• **Brief**
Your copy should match the entries below exactly, apart from the images.

• **Dataset excerpts**
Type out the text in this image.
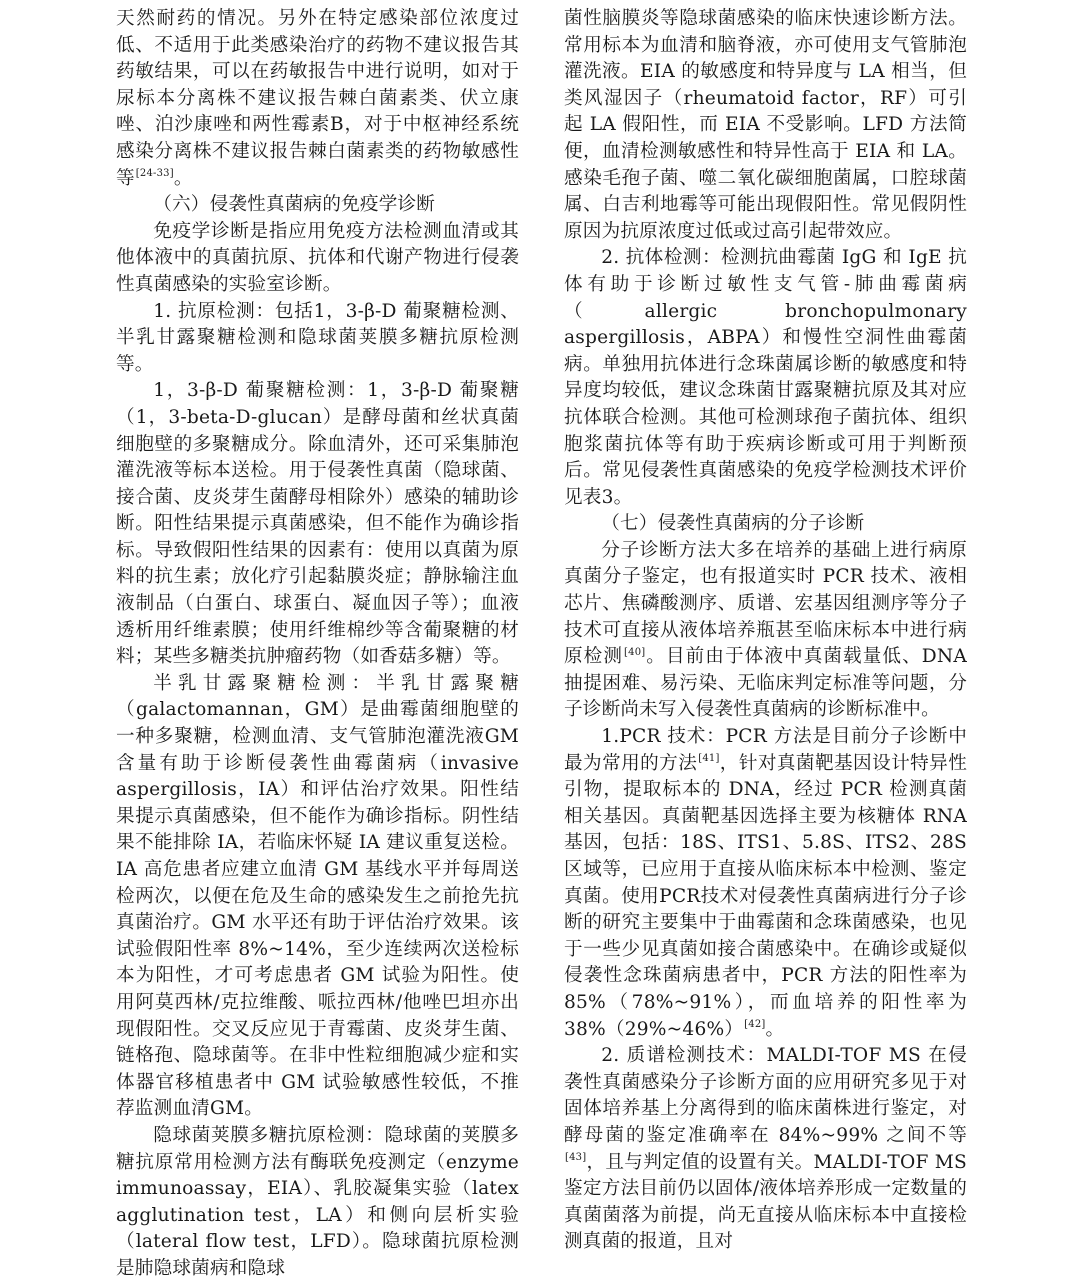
天然耐药的情况。另外在特定感染部位浓度过低、不适用于此类感染治疗的药物不建议报告其药敏结果，可以在药敏报告中进行说明，如对于尿标本分离株不建议报告棘白菌素类、伏立康唑、泊沙康唑和两性霉素B，对于中枢神经系统感染分离株不建议报告棘白菌素类的药物敏感性等[24-33]。

（六）侵袭性真菌病的免疫学诊断

免疫学诊断是指应用免疫方法检测血清或其他体液中的真菌抗原、抗体和代谢产物进行侵袭性真菌感染的实验室诊断。

1. 抗原检测：包括1，3-β-D 葡聚糖检测、半乳甘露聚糖检测和隐球菌荚膜多糖抗原检测等。

1，3-β-D 葡聚糖检测：1，3-β-D 葡聚糖（1，3-beta-D-glucan）是酵母菌和丝状真菌细胞壁的多聚糖成分。除血清外，还可采集肺泡灌洗液等标本送检。用于侵袭性真菌（隐球菌、接合菌、皮炎芽生菌酵母相除外）感染的辅助诊断。阳性结果提示真菌感染，但不能作为确诊指标。导致假阳性结果的因素有：使用以真菌为原料的抗生素；放化疗引起黏膜炎症；静脉输注血液制品（白蛋白、球蛋白、凝血因子等）；血液透析用纤维素膜；使用纤维棉纱等含葡聚糖的材料；某些多糖类抗肿瘤药物（如香菇多糖）等。

半乳甘露聚糖检测：半乳甘露聚糖（galactomannan，GM）是曲霉菌细胞壁的一种多聚糖，检测血清、支气管肺泡灌洗液GM 含量有助于诊断侵袭性曲霉菌病（invasive aspergillosis，IA）和评估治疗效果。阳性结果提示真菌感染，但不能作为确诊指标。阴性结果不能排除 IA，若临床怀疑 IA 建议重复送检。IA 高危患者应建立血清 GM 基线水平并每周送检两次，以便在危及生命的感染发生之前抢先抗真菌治疗。GM 水平还有助于评估治疗效果。该试验假阳性率 8%~14%，至少连续两次送检标本为阳性，才可考虑患者 GM 试验为阳性。使用阿莫西林/克拉维酸、哌拉西林/他唑巴坦亦出现假阳性。交叉反应见于青霉菌、皮炎芽生菌、链格孢、隐球菌等。在非中性粒细胞减少症和实体器官移植患者中 GM 试验敏感性较低，不推荐监测血清GM。

隐球菌荚膜多糖抗原检测：隐球菌的荚膜多糖抗原常用检测方法有酶联免疫测定（enzyme immunoassay，EIA）、乳胶凝集实验（latex agglutination test，LA）和侧向层析实验（lateral flow test，LFD）。隐球菌抗原检测是肺隐球菌病和隐球

菌性脑膜炎等隐球菌感染的临床快速诊断方法。常用标本为血清和脑脊液，亦可使用支气管肺泡灌洗液。EIA 的敏感度和特异度与 LA 相当，但类风湿因子（rheumatoid factor，RF）可引起 LA 假阳性，而 EIA 不受影响。LFD 方法简便，血清检测敏感性和特异性高于 EIA 和 LA。感染毛孢子菌、噬二氧化碳细胞菌属，口腔球菌属、白吉利地霉等可能出现假阳性。常见假阴性原因为抗原浓度过低或过高引起带效应。

2. 抗体检测：检测抗曲霉菌 IgG 和 IgE 抗体有助于诊断过敏性支气管-肺曲霉菌病（allergic bronchopulmonary aspergillosis，ABPA）和慢性空洞性曲霉菌病。单独用抗体进行念珠菌属诊断的敏感度和特异度均较低，建议念珠菌甘露聚糖抗原及其对应抗体联合检测。其他可检测球孢子菌抗体、组织胞浆菌抗体等有助于疾病诊断或可用于判断预后。常见侵袭性真菌感染的免疫学检测技术评价见表3。

（七）侵袭性真菌病的分子诊断

分子诊断方法大多在培养的基础上进行病原真菌分子鉴定，也有报道实时 PCR 技术、液相芯片、焦磷酸测序、质谱、宏基因组测序等分子技术可直接从液体培养瓶甚至临床标本中进行病原检测[40]。目前由于体液中真菌载量低、DNA 抽提困难、易污染、无临床判定标准等问题，分子诊断尚未写入侵袭性真菌病的诊断标准中。

1.PCR 技术：PCR 方法是目前分子诊断中最为常用的方法[41]，针对真菌靶基因设计特异性引物，提取标本的 DNA，经过 PCR 检测真菌相关基因。真菌靶基因选择主要为核糖体 RNA 基因，包括：18S、ITS1、5.8S、ITS2、28S 区域等，已应用于直接从临床标本中检测、鉴定真菌。使用PCR技术对侵袭性真菌病进行分子诊断的研究主要集中于曲霉菌和念珠菌感染，也见于一些少见真菌如接合菌感染中。在确诊或疑似侵袭性念珠菌病患者中，PCR 方法的阳性率为 85%（78%~91%），而血培养的阳性率为 38%（29%~46%）[42]。

2. 质谱检测技术：MALDI-TOF MS 在侵袭性真菌感染分子诊断方面的应用研究多见于对固体培养基上分离得到的临床菌株进行鉴定，对酵母菌的鉴定准确率在 84%~99% 之间不等[43]，且与判定值的设置有关。MALDI-TOF MS 鉴定方法目前仍以固体/液体培养形成一定数量的真菌菌落为前提，尚无直接从临床标本中直接检测真菌的报道，且对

• **Response area**
Type out the text in this image.
天然耐药的情况。另外在特定感染部位浓度过低、不适用于此类感染治疗的药物不建议报告其药敏结果，可以在药敏报告中进行说明，如对于尿标本分离株不建议报告棘白菌素类、伏立康唑、泊沙康唑和两性霉素B，对于中枢神经系统感染分离株不建议报告棘白菌素类的药物敏感性等[24-33]。

（六）侵袭性真菌病的免疫学诊断

免疫学诊断是指应用免疫方法检测血清或其他体液中的真菌抗原、抗体和代谢产物进行侵袭性真菌感染的实验室诊断。

1. 抗原检测：包括1，3-β-D 葡聚糖检测、半乳甘露聚糖检测和隐球菌荚膜多糖抗原检测等。

1，3-β-D 葡聚糖检测：1，3-β-D 葡聚糖（1，3-beta-D-glucan）是酵母菌和丝状真菌细胞壁的多聚糖成分。除血清外，还可采集肺泡灌洗液等标本送检。用于侵袭性真菌（隐球菌、接合菌、皮炎芽生菌酵母相除外）感染的辅助诊断。阳性结果提示真菌感染，但不能作为确诊指标。导致假阳性结果的因素有：使用以真菌为原料的抗生素；放化疗引起黏膜炎症；静脉输注血液制品（白蛋白、球蛋白、凝血因子等）；血液透析用纤维素膜；使用纤维棉纱等含葡聚糖的材料；某些多糖类抗肿瘤药物（如香菇多糖）等。

半乳甘露聚糖检测：半乳甘露聚糖（galactomannan，GM）是曲霉菌细胞壁的一种多聚糖，检测血清、支气管肺泡灌洗液GM 含量有助于诊断侵袭性曲霉菌病（invasive aspergillosis，IA）和评估治疗效果。阳性结果提示真菌感染，但不能作为确诊指标。阴性结果不能排除 IA，若临床怀疑 IA 建议重复送检。IA 高危患者应建立血清 GM 基线水平并每周送检两次，以便在危及生命的感染发生之前抢先抗真菌治疗。GM 水平还有助于评估治疗效果。该试验假阳性率 8%~14%，至少连续两次送检标本为阳性，才可考虑患者 GM 试验为阳性。使用阿莫西林/克拉维酸、哌拉西林/他唑巴坦亦出现假阳性。交叉反应见于青霉菌、皮炎芽生菌、链格孢、隐球菌等。在非中性粒细胞减少症和实体器官移植患者中 GM 试验敏感性较低，不推荐监测血清GM。

隐球菌荚膜多糖抗原检测：隐球菌的荚膜多糖抗原常用检测方法有酶联免疫测定（enzyme immunoassay，EIA）、乳胶凝集实验（latex agglutination test，LA）和侧向层析实验（lateral flow test，LFD）。隐球菌抗原检测是肺隐球菌病和隐球

菌性脑膜炎等隐球菌感染的临床快速诊断方法。常用标本为血清和脑脊液，亦可使用支气管肺泡灌洗液。EIA 的敏感度和特异度与 LA 相当，但类风湿因子（rheumatoid factor，RF）可引起 LA 假阳性，而 EIA 不受影响。LFD 方法简便，血清检测敏感性和特异性高于 EIA 和 LA。感染毛孢子菌、噬二氧化碳细胞菌属，口腔球菌属、白吉利地霉等可能出现假阳性。常见假阴性原因为抗原浓度过低或过高引起带效应。

2. 抗体检测：检测抗曲霉菌 IgG 和 IgE 抗体有助于诊断过敏性支气管-肺曲霉菌病（allergic bronchopulmonary aspergillosis，ABPA）和慢性空洞性曲霉菌病。单独用抗体进行念珠菌属诊断的敏感度和特异度均较低，建议念珠菌甘露聚糖抗原及其对应抗体联合检测。其他可检测球孢子菌抗体、组织胞浆菌抗体等有助于疾病诊断或可用于判断预后。常见侵袭性真菌感染的免疫学检测技术评价见表3。

（七）侵袭性真菌病的分子诊断

分子诊断方法大多在培养的基础上进行病原真菌分子鉴定，也有报道实时 PCR 技术、液相芯片、焦磷酸测序、质谱、宏基因组测序等分子技术可直接从液体培养瓶甚至临床标本中进行病原检测[40]。目前由于体液中真菌载量低、DNA 抽提困难、易污染、无临床判定标准等问题，分子诊断尚未写入侵袭性真菌病的诊断标准中。

1.PCR 技术：PCR 方法是目前分子诊断中最为常用的方法[41]，针对真菌靶基因设计特异性引物，提取标本的 DNA，经过 PCR 检测真菌相关基因。真菌靶基因选择主要为核糖体 RNA 基因，包括：18S、ITS1、5.8S、ITS2、28S 区域等，已应用于直接从临床标本中检测、鉴定真菌。使用PCR技术对侵袭性真菌病进行分子诊断的研究主要集中于曲霉菌和念珠菌感染，也见于一些少见真菌如接合菌感染中。在确诊或疑似侵袭性念珠菌病患者中，PCR 方法的阳性率为 85%（78%~91%），而血培养的阳性率为 38%（29%~46%）[42]。

2. 质谱检测技术：MALDI-TOF MS 在侵袭性真菌感染分子诊断方面的应用研究多见于对固体培养基上分离得到的临床菌株进行鉴定，对酵母菌的鉴定准确率在 84%~99% 之间不等[43]，且与判定值的设置有关。MALDI-TOF MS 鉴定方法目前仍以固体/液体培养形成一定数量的真菌菌落为前提，尚无直接从临床标本中直接检测真菌的报道，且对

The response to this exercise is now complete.